▸ **Short exercise**
Copy the lines below verbatim, but only from the line containing "Read out every word on this page." through the end of the data.

▸ **Data for this exercise**
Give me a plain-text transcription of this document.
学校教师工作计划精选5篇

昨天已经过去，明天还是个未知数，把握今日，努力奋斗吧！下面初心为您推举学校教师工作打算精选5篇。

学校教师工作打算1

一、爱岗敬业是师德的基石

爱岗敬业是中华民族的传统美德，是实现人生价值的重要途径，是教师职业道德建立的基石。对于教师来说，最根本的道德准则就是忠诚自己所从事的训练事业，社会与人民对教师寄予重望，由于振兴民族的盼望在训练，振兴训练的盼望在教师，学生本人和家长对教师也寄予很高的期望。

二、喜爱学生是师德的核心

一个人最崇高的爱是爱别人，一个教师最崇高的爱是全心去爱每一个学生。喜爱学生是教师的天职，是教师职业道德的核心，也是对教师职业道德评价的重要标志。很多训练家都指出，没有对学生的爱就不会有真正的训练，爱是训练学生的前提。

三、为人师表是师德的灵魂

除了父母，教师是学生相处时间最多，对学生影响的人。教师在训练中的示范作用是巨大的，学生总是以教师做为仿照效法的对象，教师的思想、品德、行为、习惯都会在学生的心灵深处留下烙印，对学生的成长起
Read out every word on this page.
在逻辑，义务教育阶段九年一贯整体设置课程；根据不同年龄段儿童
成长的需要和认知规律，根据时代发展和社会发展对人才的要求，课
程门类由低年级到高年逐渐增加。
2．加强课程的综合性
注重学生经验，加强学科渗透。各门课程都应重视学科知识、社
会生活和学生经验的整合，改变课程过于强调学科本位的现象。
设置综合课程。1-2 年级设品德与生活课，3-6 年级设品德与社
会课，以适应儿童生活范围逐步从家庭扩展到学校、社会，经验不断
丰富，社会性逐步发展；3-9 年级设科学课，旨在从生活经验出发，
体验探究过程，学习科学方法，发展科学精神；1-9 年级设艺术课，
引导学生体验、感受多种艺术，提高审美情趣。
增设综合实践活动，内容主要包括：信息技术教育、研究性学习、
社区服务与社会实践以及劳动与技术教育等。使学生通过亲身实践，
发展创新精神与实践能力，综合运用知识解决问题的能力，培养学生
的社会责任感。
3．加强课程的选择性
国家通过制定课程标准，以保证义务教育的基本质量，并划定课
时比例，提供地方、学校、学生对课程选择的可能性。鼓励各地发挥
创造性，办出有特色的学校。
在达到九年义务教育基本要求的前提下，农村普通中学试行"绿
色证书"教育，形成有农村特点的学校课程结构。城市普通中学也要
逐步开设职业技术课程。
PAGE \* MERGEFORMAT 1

▸ **Result of this task**
Read out every word on this page.
在逻辑，义务教育阶段九年一贯整体设置课程；根据不同年龄段儿童
成长的需要和认知规律，根据时代发展和社会发展对人才的要求，课
程门类由低年级到高年逐渐增加。
2．加强课程的综合性
注重学生经验，加强学科渗透。各门课程都应重视学科知识、社
会生活和学生经验的整合，改变课程过于强调学科本位的现象。
设置综合课程。1-2 年级设品德与生活课，3-6 年级设品德与社
会课，以适应儿童生活范围逐步从家庭扩展到学校、社会，经验不断
丰富，社会性逐步发展；3-9 年级设科学课，旨在从生活经验出发，
体验探究过程，学习科学方法，发展科学精神；1-9 年级设艺术课，
引导学生体验、感受多种艺术，提高审美情趣。
增设综合实践活动，内容主要包括：信息技术教育、研究性学习、
社区服务与社会实践以及劳动与技术教育等。使学生通过亲身实践，
发展创新精神与实践能力，综合运用知识解决问题的能力，培养学生
的社会责任感。
3．加强课程的选择性
国家通过制定课程标准，以保证义务教育的基本质量，并划定课
时比例，提供地方、学校、学生对课程选择的可能性。鼓励各地发挥
创造性，办出有特色的学校。
在达到九年义务教育基本要求的前提下，农村普通中学试行"绿
色证书"教育，形成有农村特点的学校课程结构。城市普通中学也要
逐步开设职业技术课程。
PAGE \* MERGEFORMAT 1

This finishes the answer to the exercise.